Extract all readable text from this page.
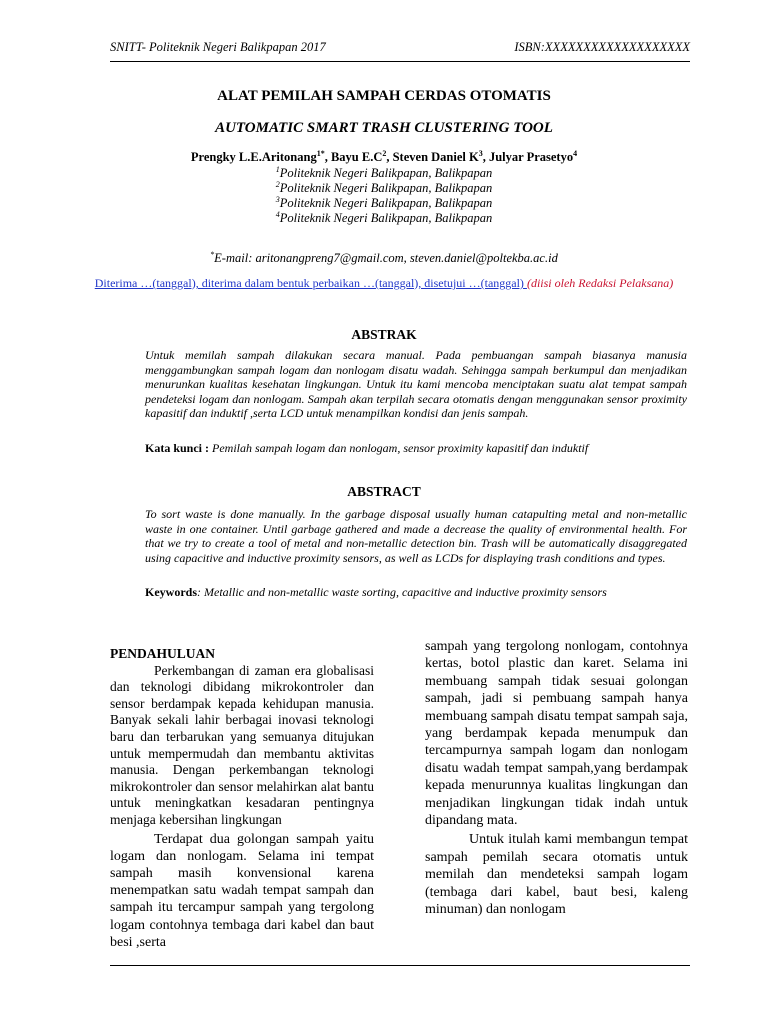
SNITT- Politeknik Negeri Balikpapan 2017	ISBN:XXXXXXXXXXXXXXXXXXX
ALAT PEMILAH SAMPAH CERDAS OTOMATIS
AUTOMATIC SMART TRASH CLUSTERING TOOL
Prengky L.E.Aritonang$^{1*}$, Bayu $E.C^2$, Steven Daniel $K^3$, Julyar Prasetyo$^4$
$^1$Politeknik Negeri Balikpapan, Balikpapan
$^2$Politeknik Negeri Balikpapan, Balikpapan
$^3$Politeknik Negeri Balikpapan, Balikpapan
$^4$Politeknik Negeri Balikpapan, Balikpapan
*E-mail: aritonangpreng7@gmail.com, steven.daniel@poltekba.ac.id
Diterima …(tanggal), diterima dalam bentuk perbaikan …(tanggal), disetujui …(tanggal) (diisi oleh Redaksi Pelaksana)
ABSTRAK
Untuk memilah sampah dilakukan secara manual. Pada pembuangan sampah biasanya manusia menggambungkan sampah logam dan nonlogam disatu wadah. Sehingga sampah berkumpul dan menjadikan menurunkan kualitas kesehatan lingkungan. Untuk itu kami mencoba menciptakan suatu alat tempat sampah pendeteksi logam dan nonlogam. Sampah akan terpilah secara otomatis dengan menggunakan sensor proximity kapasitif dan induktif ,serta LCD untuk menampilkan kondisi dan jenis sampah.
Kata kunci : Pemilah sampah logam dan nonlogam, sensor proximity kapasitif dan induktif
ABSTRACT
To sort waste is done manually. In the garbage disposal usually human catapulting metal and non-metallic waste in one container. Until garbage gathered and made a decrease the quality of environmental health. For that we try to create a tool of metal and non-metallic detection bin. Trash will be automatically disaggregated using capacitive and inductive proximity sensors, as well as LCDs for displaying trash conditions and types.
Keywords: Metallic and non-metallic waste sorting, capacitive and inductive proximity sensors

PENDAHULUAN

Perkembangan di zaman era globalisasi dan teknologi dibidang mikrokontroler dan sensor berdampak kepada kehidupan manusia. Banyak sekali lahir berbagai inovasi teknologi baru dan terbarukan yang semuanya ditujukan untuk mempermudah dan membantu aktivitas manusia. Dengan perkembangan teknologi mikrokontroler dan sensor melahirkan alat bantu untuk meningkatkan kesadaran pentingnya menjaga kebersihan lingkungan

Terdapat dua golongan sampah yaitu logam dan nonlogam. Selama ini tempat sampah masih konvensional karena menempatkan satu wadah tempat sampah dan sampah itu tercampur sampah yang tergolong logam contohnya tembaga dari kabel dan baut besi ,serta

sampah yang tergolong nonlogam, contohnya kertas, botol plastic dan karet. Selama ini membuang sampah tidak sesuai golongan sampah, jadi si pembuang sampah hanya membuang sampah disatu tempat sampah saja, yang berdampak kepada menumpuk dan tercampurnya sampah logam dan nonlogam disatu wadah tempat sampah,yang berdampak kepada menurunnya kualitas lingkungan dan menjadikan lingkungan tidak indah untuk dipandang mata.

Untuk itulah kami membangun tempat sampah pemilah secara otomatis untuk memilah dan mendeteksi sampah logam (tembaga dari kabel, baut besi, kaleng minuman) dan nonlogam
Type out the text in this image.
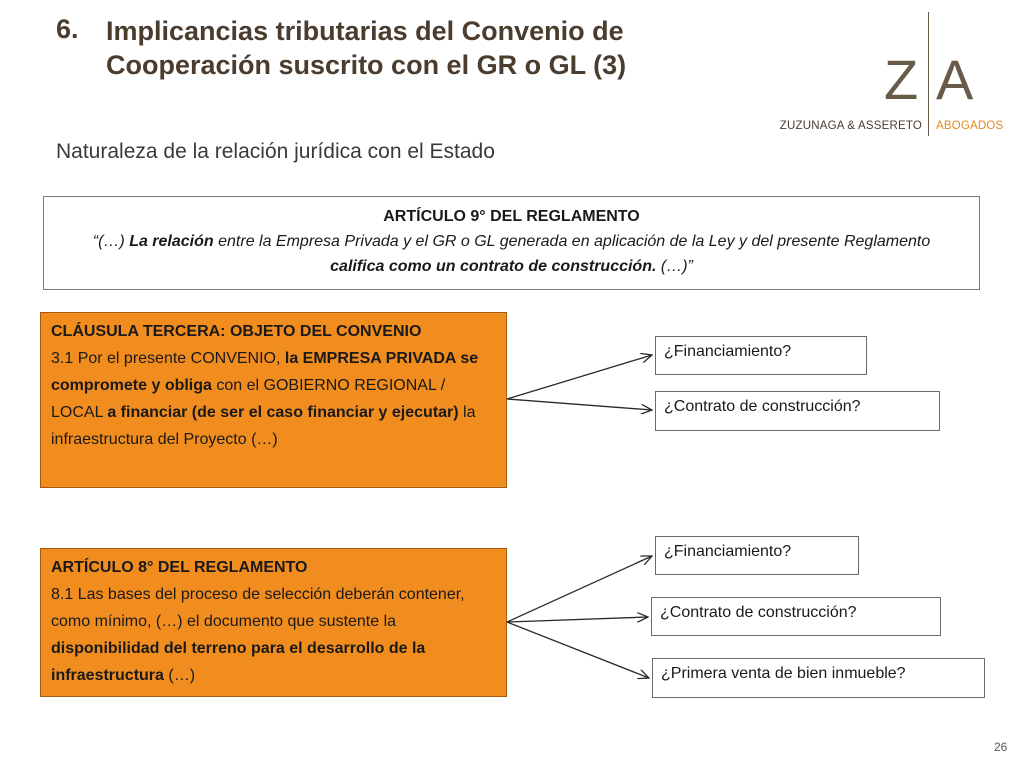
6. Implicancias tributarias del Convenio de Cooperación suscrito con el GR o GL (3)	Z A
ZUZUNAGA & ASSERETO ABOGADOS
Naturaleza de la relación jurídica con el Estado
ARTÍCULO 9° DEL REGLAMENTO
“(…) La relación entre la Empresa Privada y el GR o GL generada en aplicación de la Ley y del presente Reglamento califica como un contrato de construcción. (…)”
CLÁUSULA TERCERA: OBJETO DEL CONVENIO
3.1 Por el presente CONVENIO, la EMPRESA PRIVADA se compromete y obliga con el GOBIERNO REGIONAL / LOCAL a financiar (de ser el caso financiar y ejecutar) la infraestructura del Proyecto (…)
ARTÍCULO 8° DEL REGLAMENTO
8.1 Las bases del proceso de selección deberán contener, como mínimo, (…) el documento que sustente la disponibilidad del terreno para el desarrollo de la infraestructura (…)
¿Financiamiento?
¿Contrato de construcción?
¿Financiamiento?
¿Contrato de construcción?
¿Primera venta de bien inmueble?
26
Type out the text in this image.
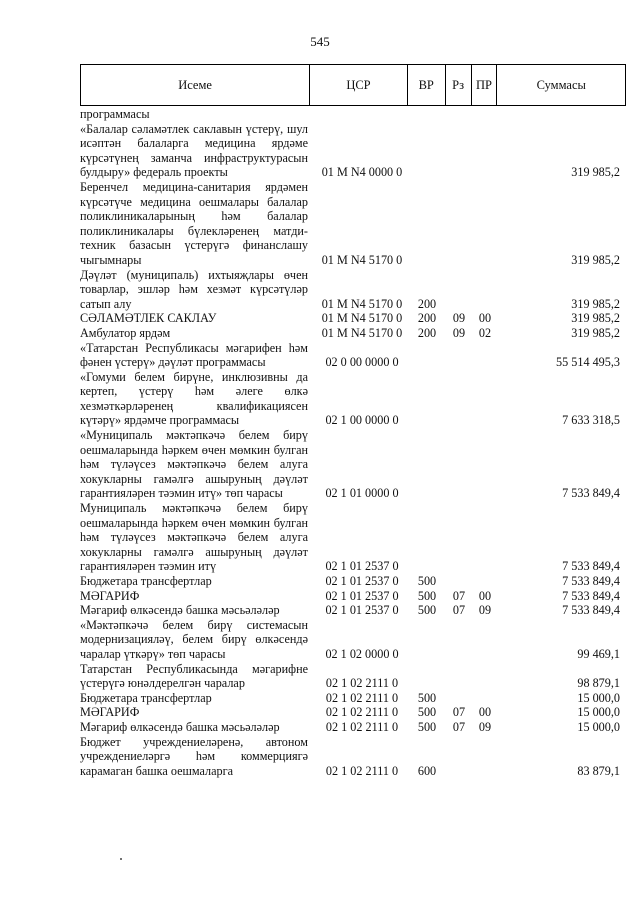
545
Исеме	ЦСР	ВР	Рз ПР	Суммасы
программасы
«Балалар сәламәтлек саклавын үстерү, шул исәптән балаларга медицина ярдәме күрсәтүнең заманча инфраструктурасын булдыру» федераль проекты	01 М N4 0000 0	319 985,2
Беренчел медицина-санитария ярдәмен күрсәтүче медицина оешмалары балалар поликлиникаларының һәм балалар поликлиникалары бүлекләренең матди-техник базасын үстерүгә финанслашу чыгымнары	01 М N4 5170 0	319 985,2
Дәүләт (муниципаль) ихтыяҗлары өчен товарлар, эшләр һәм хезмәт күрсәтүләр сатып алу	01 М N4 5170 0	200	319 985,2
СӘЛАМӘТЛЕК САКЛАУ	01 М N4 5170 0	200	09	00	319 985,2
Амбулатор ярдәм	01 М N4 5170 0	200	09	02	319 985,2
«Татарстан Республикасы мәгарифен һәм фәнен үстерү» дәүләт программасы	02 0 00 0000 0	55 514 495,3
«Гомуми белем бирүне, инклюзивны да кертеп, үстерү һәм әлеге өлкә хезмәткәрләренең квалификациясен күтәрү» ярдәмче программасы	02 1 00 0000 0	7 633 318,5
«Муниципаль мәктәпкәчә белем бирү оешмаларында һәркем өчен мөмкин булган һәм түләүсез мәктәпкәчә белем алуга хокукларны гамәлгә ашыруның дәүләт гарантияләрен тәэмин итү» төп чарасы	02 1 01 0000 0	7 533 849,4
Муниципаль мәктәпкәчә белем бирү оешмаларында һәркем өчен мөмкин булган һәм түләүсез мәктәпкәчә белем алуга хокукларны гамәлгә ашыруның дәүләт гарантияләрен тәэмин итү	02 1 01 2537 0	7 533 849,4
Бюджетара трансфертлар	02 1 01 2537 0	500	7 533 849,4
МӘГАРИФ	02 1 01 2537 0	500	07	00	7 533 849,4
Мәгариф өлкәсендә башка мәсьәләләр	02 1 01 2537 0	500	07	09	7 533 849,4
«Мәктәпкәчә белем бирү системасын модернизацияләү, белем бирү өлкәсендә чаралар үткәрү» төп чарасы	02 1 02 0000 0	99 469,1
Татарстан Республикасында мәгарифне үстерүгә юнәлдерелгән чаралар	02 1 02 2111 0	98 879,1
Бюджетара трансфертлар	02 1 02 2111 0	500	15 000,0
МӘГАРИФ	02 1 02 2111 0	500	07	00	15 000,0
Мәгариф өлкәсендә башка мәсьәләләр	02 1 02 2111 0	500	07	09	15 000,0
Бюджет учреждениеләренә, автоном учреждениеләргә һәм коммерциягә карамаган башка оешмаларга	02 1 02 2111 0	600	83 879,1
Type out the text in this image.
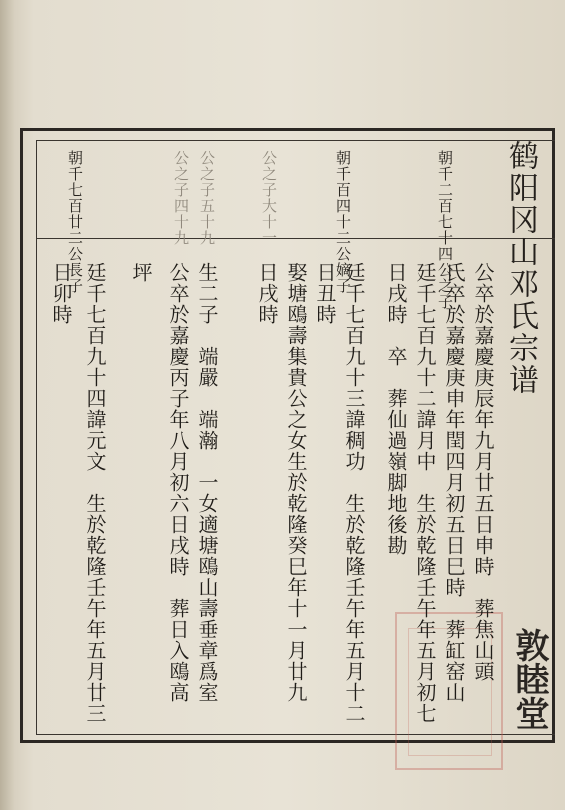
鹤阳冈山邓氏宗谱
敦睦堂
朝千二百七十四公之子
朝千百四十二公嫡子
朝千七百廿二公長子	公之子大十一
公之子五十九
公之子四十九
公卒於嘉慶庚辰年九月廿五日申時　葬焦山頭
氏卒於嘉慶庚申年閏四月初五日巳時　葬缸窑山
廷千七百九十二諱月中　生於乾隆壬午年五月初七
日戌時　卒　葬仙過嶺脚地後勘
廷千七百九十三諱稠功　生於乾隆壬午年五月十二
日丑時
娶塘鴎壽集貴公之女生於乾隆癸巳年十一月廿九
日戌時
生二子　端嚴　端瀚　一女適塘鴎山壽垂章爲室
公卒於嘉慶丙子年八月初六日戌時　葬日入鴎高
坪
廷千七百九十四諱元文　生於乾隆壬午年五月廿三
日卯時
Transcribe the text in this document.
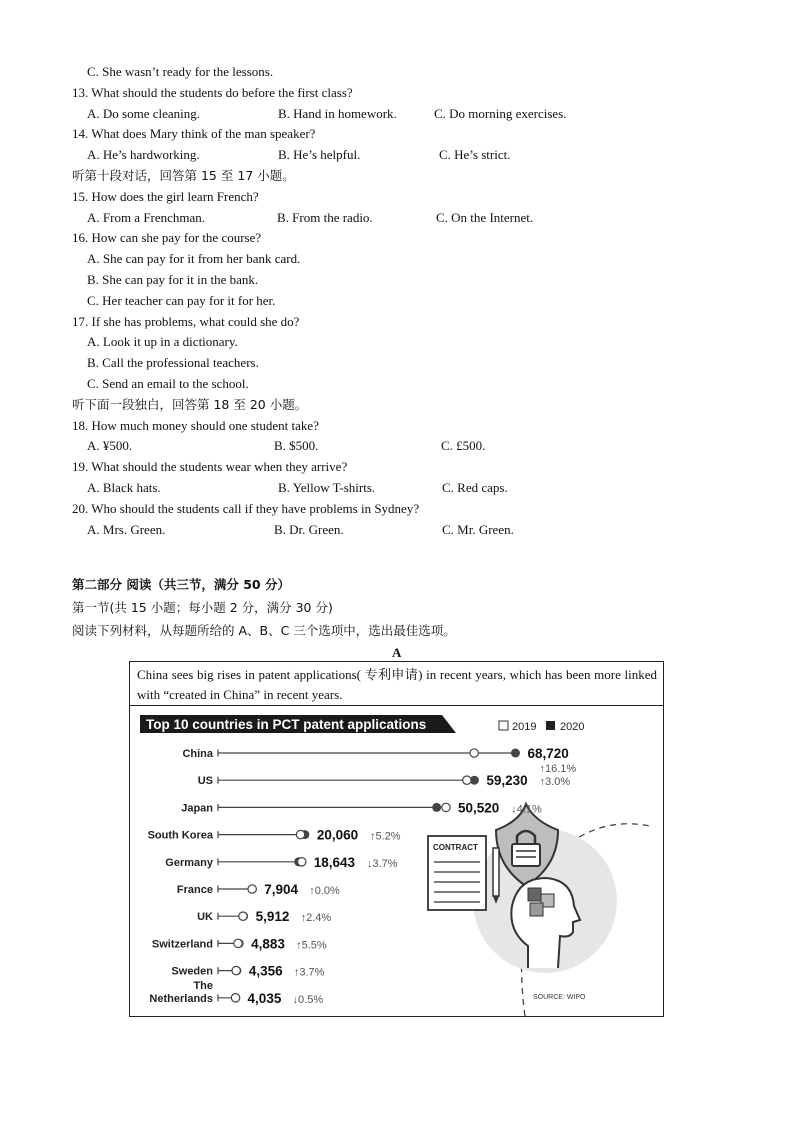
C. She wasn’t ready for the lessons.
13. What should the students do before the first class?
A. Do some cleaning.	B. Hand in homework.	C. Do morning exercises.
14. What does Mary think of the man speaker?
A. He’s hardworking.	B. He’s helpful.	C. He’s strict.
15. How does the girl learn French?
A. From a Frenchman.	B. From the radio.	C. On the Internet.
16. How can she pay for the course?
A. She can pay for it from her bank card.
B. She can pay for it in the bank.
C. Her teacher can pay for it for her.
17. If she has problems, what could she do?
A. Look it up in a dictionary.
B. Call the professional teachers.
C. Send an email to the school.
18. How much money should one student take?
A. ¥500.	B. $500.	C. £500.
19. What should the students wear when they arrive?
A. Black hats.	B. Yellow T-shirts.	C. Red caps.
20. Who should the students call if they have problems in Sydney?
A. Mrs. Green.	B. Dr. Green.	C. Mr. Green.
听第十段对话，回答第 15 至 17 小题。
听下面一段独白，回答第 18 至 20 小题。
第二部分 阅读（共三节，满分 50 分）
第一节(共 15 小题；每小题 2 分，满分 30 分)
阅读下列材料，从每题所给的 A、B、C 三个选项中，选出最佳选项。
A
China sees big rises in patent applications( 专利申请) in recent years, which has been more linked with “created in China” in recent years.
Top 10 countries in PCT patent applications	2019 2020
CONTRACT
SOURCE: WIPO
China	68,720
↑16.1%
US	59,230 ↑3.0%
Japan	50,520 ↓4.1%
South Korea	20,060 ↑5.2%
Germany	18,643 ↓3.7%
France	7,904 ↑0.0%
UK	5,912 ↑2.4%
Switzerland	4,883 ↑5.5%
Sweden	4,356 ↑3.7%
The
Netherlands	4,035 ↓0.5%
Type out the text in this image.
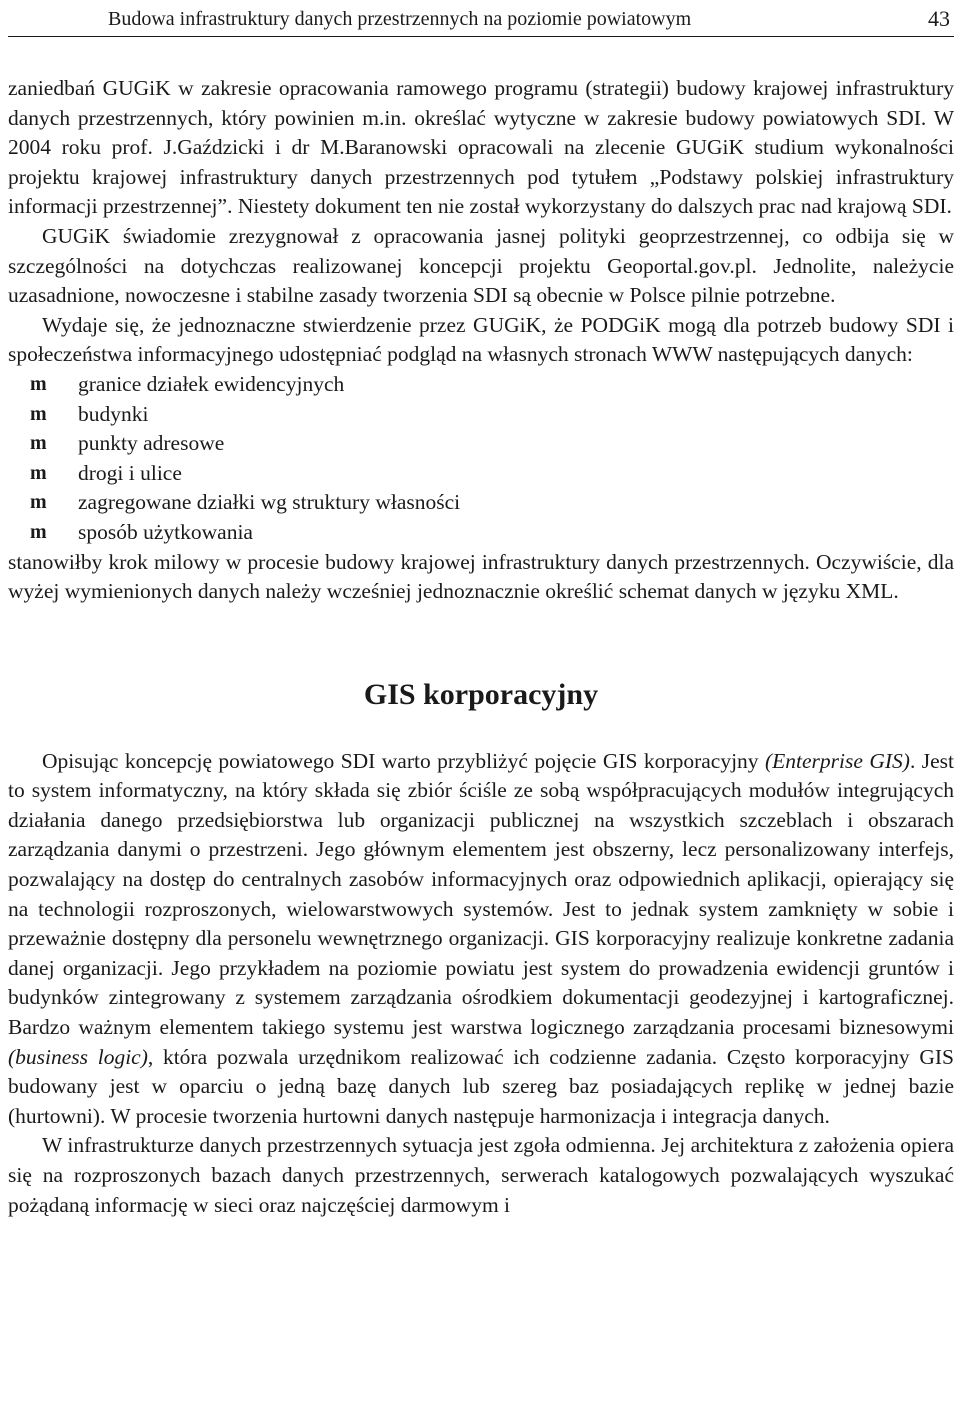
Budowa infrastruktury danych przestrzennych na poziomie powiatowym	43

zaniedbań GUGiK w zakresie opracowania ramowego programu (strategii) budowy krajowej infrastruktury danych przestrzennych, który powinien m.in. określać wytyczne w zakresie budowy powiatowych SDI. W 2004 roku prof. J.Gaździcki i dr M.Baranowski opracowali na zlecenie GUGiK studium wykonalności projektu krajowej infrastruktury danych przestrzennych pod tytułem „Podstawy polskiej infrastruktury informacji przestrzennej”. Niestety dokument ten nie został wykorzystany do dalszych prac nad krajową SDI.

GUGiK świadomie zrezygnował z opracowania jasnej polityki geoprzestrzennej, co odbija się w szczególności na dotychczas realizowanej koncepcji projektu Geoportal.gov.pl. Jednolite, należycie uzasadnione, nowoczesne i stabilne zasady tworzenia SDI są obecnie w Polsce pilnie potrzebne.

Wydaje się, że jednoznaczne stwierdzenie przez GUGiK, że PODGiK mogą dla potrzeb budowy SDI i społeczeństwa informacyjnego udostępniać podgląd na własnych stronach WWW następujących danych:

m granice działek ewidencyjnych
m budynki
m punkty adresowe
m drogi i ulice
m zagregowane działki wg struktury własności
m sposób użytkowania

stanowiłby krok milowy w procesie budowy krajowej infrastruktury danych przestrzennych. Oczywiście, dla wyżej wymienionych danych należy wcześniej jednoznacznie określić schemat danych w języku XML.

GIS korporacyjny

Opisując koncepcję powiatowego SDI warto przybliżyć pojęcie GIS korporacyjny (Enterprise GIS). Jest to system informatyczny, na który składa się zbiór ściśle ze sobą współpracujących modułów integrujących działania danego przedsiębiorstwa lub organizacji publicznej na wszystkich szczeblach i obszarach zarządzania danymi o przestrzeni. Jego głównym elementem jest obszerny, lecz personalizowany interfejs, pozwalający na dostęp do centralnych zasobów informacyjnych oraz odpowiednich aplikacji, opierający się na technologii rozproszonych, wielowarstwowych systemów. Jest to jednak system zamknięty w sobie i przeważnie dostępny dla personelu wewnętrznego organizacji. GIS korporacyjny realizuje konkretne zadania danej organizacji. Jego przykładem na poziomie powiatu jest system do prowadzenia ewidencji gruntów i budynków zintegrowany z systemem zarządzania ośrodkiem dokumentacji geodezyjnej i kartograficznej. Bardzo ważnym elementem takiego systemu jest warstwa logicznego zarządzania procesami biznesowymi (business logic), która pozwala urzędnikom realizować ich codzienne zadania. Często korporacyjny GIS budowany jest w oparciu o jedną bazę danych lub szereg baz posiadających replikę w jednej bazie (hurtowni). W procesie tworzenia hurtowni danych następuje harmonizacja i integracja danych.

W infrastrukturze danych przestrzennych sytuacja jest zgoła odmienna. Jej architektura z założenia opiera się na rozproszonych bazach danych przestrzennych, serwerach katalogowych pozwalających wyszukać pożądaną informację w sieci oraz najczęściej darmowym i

Task to complete: Of the lines above, how many contain the string "чарасы"? Only the number is required.

Exercise output: 2